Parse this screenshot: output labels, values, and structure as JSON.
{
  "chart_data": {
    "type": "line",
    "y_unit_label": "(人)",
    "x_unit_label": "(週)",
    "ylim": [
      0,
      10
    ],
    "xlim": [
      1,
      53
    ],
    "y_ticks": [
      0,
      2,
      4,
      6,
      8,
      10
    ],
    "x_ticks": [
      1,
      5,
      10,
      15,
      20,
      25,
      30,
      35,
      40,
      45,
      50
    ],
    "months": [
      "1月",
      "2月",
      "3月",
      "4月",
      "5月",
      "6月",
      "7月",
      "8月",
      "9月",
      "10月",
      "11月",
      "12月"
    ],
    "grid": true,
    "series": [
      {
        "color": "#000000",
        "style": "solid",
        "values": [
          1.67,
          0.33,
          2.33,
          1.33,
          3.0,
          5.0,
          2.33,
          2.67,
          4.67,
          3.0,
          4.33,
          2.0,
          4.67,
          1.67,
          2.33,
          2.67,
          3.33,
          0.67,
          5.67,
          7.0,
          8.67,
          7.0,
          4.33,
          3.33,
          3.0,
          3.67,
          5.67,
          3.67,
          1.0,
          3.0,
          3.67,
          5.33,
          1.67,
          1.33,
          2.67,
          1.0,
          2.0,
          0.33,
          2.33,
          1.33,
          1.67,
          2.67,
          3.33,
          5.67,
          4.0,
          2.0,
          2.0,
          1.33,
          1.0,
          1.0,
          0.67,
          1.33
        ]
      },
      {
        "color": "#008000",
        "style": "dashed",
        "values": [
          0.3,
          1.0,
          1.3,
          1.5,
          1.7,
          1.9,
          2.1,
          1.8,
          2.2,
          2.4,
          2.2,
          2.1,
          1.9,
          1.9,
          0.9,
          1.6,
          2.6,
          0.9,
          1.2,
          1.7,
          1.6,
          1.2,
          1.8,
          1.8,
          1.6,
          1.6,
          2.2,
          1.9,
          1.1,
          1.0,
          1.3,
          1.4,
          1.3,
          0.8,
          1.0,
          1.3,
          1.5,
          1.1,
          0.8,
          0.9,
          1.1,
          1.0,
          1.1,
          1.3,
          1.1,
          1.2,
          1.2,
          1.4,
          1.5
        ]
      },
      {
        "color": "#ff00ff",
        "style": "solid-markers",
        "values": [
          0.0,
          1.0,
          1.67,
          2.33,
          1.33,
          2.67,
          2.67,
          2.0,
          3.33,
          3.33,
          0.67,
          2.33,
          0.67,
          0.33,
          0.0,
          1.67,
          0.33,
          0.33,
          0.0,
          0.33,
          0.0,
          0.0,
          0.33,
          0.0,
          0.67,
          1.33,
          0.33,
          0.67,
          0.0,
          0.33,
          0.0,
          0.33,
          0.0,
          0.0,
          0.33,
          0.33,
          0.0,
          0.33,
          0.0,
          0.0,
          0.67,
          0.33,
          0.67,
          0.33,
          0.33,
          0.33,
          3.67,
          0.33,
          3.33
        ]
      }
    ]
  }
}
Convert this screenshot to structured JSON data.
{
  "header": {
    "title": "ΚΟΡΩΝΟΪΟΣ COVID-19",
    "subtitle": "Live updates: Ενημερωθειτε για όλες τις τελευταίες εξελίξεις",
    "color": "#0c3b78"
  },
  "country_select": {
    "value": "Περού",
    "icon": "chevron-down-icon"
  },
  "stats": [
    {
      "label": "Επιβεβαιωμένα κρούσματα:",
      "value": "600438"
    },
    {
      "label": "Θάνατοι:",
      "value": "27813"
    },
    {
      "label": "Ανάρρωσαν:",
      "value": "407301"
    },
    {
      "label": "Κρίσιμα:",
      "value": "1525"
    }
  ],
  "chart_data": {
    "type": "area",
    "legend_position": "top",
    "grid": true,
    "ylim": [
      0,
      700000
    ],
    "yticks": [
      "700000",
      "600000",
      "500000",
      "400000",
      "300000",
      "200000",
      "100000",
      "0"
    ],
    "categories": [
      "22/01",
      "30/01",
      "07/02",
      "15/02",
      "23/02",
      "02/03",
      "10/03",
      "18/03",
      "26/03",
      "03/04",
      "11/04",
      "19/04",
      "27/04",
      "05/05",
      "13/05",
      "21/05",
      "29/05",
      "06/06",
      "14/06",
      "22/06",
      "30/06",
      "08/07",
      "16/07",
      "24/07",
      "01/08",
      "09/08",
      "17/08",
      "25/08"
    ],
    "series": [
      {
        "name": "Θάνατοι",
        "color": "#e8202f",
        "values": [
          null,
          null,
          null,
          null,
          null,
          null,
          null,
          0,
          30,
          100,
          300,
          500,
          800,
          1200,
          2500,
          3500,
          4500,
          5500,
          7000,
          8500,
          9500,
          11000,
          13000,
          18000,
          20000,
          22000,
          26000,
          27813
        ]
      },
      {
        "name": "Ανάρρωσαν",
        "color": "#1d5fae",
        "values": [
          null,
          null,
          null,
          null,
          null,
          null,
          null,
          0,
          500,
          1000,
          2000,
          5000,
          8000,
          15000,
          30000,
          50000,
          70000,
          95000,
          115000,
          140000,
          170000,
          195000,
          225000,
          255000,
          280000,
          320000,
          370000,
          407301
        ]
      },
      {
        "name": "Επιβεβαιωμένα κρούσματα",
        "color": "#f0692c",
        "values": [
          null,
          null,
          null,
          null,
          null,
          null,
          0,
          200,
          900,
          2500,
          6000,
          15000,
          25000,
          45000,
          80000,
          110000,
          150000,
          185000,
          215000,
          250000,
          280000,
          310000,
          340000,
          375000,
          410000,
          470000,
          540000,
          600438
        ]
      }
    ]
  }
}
---
■ Problem
Pull out every line of the entries that includes the word "κρούσματα".

■ Completed exercise
      "label": "Επιβεβαιωμένα κρούσματα:",
        "name": "Επιβεβαιωμένα κρούσματα",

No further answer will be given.